>>>>
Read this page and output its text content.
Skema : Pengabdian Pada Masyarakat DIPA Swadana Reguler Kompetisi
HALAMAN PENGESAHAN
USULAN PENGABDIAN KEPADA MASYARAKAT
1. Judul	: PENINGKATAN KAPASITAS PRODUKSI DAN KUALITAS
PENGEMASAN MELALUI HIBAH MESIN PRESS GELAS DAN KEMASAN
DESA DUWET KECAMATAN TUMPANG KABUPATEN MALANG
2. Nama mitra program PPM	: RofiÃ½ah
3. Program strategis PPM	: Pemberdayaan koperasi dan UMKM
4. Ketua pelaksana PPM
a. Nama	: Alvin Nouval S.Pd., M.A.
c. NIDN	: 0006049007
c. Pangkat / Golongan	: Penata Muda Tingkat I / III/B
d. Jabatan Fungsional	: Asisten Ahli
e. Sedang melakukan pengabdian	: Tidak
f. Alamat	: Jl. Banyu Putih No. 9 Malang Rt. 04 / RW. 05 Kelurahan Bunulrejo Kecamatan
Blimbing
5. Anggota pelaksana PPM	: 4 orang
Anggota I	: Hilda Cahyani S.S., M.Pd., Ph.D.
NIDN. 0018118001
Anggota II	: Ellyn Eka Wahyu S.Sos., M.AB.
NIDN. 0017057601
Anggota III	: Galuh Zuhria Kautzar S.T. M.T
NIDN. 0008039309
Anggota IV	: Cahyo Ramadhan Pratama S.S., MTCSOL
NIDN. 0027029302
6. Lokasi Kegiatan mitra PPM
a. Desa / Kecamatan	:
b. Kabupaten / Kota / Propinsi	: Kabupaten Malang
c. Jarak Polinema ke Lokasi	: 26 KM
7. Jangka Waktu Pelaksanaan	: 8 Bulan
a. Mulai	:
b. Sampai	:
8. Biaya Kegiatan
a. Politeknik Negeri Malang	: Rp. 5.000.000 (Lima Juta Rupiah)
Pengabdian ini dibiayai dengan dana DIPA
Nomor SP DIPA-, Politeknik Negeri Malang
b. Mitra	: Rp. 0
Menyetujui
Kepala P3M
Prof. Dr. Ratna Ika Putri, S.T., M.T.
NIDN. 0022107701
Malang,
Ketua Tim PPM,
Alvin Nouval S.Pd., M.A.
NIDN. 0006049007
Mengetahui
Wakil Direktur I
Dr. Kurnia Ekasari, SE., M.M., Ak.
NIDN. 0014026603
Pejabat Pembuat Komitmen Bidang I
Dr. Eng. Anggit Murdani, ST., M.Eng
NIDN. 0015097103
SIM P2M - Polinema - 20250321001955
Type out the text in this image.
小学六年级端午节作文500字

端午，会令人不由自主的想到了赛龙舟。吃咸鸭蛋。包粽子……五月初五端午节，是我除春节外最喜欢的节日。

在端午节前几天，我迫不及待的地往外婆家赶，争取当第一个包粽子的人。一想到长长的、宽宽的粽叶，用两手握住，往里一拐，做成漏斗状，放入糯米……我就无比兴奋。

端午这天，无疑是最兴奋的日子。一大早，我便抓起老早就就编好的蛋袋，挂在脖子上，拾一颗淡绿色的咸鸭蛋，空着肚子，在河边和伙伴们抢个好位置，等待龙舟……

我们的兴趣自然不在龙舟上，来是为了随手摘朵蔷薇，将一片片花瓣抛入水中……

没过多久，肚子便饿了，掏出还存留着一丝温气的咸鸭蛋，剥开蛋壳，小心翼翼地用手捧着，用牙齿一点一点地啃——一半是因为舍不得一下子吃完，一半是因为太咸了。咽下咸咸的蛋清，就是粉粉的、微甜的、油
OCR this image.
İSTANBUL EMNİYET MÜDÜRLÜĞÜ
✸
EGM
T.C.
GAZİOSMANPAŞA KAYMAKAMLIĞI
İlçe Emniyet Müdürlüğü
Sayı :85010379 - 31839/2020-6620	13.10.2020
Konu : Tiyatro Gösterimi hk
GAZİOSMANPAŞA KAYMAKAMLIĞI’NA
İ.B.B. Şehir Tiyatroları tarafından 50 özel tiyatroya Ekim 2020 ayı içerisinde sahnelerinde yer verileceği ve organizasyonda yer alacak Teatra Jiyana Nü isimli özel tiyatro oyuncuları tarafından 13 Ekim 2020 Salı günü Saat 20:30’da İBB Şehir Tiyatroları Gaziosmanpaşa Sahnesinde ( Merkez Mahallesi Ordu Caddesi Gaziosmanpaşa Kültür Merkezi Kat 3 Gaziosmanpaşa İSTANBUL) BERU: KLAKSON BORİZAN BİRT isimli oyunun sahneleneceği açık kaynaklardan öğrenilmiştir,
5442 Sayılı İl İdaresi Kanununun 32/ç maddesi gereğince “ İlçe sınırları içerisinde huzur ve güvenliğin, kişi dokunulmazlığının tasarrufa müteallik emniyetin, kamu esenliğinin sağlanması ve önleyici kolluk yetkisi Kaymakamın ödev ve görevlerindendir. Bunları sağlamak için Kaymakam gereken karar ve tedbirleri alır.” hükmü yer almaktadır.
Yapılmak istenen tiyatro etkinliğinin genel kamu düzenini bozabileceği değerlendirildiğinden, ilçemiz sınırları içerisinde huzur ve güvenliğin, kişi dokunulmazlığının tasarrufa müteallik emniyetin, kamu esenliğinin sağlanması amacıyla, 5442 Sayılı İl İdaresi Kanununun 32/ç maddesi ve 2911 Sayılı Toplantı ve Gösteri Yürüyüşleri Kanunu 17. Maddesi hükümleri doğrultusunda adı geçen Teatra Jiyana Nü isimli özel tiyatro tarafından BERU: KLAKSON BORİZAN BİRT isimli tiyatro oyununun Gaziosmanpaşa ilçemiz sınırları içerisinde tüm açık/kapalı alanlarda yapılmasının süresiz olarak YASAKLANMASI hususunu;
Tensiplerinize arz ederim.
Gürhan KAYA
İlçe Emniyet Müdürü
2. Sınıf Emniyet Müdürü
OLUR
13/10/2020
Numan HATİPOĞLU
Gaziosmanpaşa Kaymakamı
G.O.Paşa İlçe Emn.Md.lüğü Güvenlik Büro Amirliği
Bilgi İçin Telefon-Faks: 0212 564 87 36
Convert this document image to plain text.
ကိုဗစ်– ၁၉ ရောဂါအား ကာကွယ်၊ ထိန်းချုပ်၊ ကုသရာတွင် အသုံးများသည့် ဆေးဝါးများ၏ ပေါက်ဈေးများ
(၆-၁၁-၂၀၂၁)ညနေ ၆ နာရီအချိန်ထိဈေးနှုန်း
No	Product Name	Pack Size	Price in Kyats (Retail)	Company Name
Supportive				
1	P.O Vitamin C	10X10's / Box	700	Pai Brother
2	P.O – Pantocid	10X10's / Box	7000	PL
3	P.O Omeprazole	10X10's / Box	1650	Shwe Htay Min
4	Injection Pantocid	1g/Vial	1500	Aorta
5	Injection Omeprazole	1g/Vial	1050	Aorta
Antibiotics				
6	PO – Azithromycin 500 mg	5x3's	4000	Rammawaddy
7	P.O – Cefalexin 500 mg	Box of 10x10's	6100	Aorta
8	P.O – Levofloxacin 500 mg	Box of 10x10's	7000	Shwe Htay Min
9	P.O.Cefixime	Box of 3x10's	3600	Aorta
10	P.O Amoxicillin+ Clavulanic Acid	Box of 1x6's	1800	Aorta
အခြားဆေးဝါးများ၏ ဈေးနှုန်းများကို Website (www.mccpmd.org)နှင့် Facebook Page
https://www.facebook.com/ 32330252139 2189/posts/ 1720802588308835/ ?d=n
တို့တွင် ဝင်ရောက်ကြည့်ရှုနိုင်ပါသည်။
<<<<
**Request**
Copy out each record exactly as given, omitting none.

**Final result**
Read this page and output its text content.
Skema : Pengabdian Pada Masyarakat DIPA Swadana Reguler Kompetisi
HALAMAN PENGESAHAN
USULAN PENGABDIAN KEPADA MASYARAKAT
1. Judul	: PENINGKATAN KAPASITAS PRODUKSI DAN KUALITAS
PENGEMASAN MELALUI HIBAH MESIN PRESS GELAS DAN KEMASAN
DESA DUWET KECAMATAN TUMPANG KABUPATEN MALANG
2. Nama mitra program PPM	: RofiÃ½ah
3. Program strategis PPM	: Pemberdayaan koperasi dan UMKM
4. Ketua pelaksana PPM
a. Nama	: Alvin Nouval S.Pd., M.A.
c. NIDN	: 0006049007
c. Pangkat / Golongan	: Penata Muda Tingkat I / III/B
d. Jabatan Fungsional	: Asisten Ahli
e. Sedang melakukan pengabdian	: Tidak
f. Alamat	: Jl. Banyu Putih No. 9 Malang Rt. 04 / RW. 05 Kelurahan Bunulrejo Kecamatan
Blimbing
5. Anggota pelaksana PPM	: 4 orang
Anggota I	: Hilda Cahyani S.S., M.Pd., Ph.D.
NIDN. 0018118001
Anggota II	: Ellyn Eka Wahyu S.Sos., M.AB.
NIDN. 0017057601
Anggota III	: Galuh Zuhria Kautzar S.T. M.T
NIDN. 0008039309
Anggota IV	: Cahyo Ramadhan Pratama S.S., MTCSOL
NIDN. 0027029302
6. Lokasi Kegiatan mitra PPM
a. Desa / Kecamatan	:
b. Kabupaten / Kota / Propinsi	: Kabupaten Malang
c. Jarak Polinema ke Lokasi	: 26 KM
7. Jangka Waktu Pelaksanaan	: 8 Bulan
a. Mulai	:
b. Sampai	:
8. Biaya Kegiatan
a. Politeknik Negeri Malang	: Rp. 5.000.000 (Lima Juta Rupiah)
Pengabdian ini dibiayai dengan dana DIPA
Nomor SP DIPA-, Politeknik Negeri Malang
b. Mitra	: Rp. 0
Menyetujui
Kepala P3M
Prof. Dr. Ratna Ika Putri, S.T., M.T.
NIDN. 0022107701
Malang,
Ketua Tim PPM,
Alvin Nouval S.Pd., M.A.
NIDN. 0006049007
Mengetahui
Wakil Direktur I
Dr. Kurnia Ekasari, SE., M.M., Ak.
NIDN. 0014026603
Pejabat Pembuat Komitmen Bidang I
Dr. Eng. Anggit Murdani, ST., M.Eng
NIDN. 0015097103
SIM P2M - Polinema - 20250321001955
Type out the text in this image.
小学六年级端午节作文500字

端午，会令人不由自主的想到了赛龙舟。吃咸鸭蛋。包粽子……五月初五端午节，是我除春节外最喜欢的节日。

在端午节前几天，我迫不及待的地往外婆家赶，争取当第一个包粽子的人。一想到长长的、宽宽的粽叶，用两手握住，往里一拐，做成漏斗状，放入糯米……我就无比兴奋。

端午这天，无疑是最兴奋的日子。一大早，我便抓起老早就就编好的蛋袋，挂在脖子上，拾一颗淡绿色的咸鸭蛋，空着肚子，在河边和伙伴们抢个好位置，等待龙舟……

我们的兴趣自然不在龙舟上，来是为了随手摘朵蔷薇，将一片片花瓣抛入水中……

没过多久，肚子便饿了，掏出还存留着一丝温气的咸鸭蛋，剥开蛋壳，小心翼翼地用手捧着，用牙齿一点一点地啃——一半是因为舍不得一下子吃完，一半是因为太咸了。咽下咸咸的蛋清，就是粉粉的、微甜的、油
OCR this image.
İSTANBUL EMNİYET MÜDÜRLÜĞÜ
✸
EGM
T.C.
GAZİOSMANPAŞA KAYMAKAMLIĞI
İlçe Emniyet Müdürlüğü
Sayı :85010379 - 31839/2020-6620	13.10.2020
Konu : Tiyatro Gösterimi hk
GAZİOSMANPAŞA KAYMAKAMLIĞI’NA
İ.B.B. Şehir Tiyatroları tarafından 50 özel tiyatroya Ekim 2020 ayı içerisinde sahnelerinde yer verileceği ve organizasyonda yer alacak Teatra Jiyana Nü isimli özel tiyatro oyuncuları tarafından 13 Ekim 2020 Salı günü Saat 20:30’da İBB Şehir Tiyatroları Gaziosmanpaşa Sahnesinde ( Merkez Mahallesi Ordu Caddesi Gaziosmanpaşa Kültür Merkezi Kat 3 Gaziosmanpaşa İSTANBUL) BERU: KLAKSON BORİZAN BİRT isimli oyunun sahneleneceği açık kaynaklardan öğrenilmiştir,
5442 Sayılı İl İdaresi Kanununun 32/ç maddesi gereğince “ İlçe sınırları içerisinde huzur ve güvenliğin, kişi dokunulmazlığının tasarrufa müteallik emniyetin, kamu esenliğinin sağlanması ve önleyici kolluk yetkisi Kaymakamın ödev ve görevlerindendir. Bunları sağlamak için Kaymakam gereken karar ve tedbirleri alır.” hükmü yer almaktadır.
Yapılmak istenen tiyatro etkinliğinin genel kamu düzenini bozabileceği değerlendirildiğinden, ilçemiz sınırları içerisinde huzur ve güvenliğin, kişi dokunulmazlığının tasarrufa müteallik emniyetin, kamu esenliğinin sağlanması amacıyla, 5442 Sayılı İl İdaresi Kanununun 32/ç maddesi ve 2911 Sayılı Toplantı ve Gösteri Yürüyüşleri Kanunu 17. Maddesi hükümleri doğrultusunda adı geçen Teatra Jiyana Nü isimli özel tiyatro tarafından BERU: KLAKSON BORİZAN BİRT isimli tiyatro oyununun Gaziosmanpaşa ilçemiz sınırları içerisinde tüm açık/kapalı alanlarda yapılmasının süresiz olarak YASAKLANMASI hususunu;
Tensiplerinize arz ederim.
Gürhan KAYA
İlçe Emniyet Müdürü
2. Sınıf Emniyet Müdürü
OLUR
13/10/2020
Numan HATİPOĞLU
Gaziosmanpaşa Kaymakamı
G.O.Paşa İlçe Emn.Md.lüğü Güvenlik Büro Amirliği
Bilgi İçin Telefon-Faks: 0212 564 87 36
Convert this document image to plain text.
ကိုဗစ်– ၁၉ ရောဂါအား ကာကွယ်၊ ထိန်းချုပ်၊ ကုသရာတွင် အသုံးများသည့် ဆေးဝါးများ၏ ပေါက်ဈေးများ
(၆-၁၁-၂၀၂၁)ညနေ ၆ နာရီအချိန်ထိဈေးနှုန်း
No	Product Name	Pack Size	Price in Kyats (Retail)	Company Name
Supportive				
1	P.O Vitamin C	10X10's / Box	700	Pai Brother
2	P.O – Pantocid	10X10's / Box	7000	PL
3	P.O Omeprazole	10X10's / Box	1650	Shwe Htay Min
4	Injection Pantocid	1g/Vial	1500	Aorta
5	Injection Omeprazole	1g/Vial	1050	Aorta
Antibiotics				
6	PO – Azithromycin 500 mg	5x3's	4000	Rammawaddy
7	P.O – Cefalexin 500 mg	Box of 10x10's	6100	Aorta
8	P.O – Levofloxacin 500 mg	Box of 10x10's	7000	Shwe Htay Min
9	P.O.Cefixime	Box of 3x10's	3600	Aorta
10	P.O Amoxicillin+ Clavulanic Acid	Box of 1x6's	1800	Aorta
အခြားဆေးဝါးများ၏ ဈေးနှုန်းများကို Website (www.mccpmd.org)နှင့် Facebook Page
https://www.facebook.com/ 32330252139 2189/posts/ 1720802588308835/ ?d=n
တို့တွင် ဝင်ရောက်ကြည့်ရှုနိုင်ပါသည်။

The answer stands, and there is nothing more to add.